__What to do__:
Read the records below and copy each line that contains "name".
* BEGIN Materials provided *
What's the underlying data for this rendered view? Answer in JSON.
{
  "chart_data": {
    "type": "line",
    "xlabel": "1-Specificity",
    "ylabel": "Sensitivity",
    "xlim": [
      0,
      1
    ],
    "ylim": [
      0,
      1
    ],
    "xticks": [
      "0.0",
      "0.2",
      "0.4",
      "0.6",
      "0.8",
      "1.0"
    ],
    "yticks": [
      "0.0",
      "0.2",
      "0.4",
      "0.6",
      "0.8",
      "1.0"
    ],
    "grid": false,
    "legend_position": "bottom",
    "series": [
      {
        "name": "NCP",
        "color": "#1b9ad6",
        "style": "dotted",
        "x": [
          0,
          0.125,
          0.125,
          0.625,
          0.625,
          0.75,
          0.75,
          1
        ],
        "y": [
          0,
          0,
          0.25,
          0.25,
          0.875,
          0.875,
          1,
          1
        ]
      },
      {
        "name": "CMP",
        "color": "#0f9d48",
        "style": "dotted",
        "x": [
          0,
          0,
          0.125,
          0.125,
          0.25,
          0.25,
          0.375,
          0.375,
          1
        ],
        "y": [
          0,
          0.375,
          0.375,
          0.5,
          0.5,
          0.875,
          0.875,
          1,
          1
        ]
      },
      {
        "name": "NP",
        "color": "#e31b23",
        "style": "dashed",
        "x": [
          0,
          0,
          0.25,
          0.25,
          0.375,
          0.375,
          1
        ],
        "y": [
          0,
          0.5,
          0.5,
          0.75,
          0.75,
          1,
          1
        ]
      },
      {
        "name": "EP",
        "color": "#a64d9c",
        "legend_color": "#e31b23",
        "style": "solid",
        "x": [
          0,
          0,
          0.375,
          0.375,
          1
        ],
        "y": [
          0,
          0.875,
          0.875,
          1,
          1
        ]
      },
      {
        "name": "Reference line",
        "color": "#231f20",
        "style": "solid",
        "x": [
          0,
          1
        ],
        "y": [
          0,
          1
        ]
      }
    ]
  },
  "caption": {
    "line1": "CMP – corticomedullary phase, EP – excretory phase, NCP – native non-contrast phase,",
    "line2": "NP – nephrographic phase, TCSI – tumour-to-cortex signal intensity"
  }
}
* END Materials provided *
__Written solution__:
        "name": "NCP",
        "name": "CMP",
        "name": "NP",
        "name": "EP",
        "name": "Reference line",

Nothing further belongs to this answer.